Set exercise
Locate the string "Optimierung" in the listing below. Copy every line where it is found.

Given entries
+===+

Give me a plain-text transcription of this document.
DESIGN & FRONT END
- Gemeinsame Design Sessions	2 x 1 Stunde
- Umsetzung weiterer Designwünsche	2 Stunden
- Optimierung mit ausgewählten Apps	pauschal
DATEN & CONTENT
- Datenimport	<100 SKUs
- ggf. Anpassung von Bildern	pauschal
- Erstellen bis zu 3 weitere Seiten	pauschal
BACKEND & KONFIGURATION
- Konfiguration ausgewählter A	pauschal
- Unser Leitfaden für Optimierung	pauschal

+===+

Solution to the problem
- Optimierung mit ausgewählten Apps	pauschal
- Unser Leitfaden für Optimierung	pauschal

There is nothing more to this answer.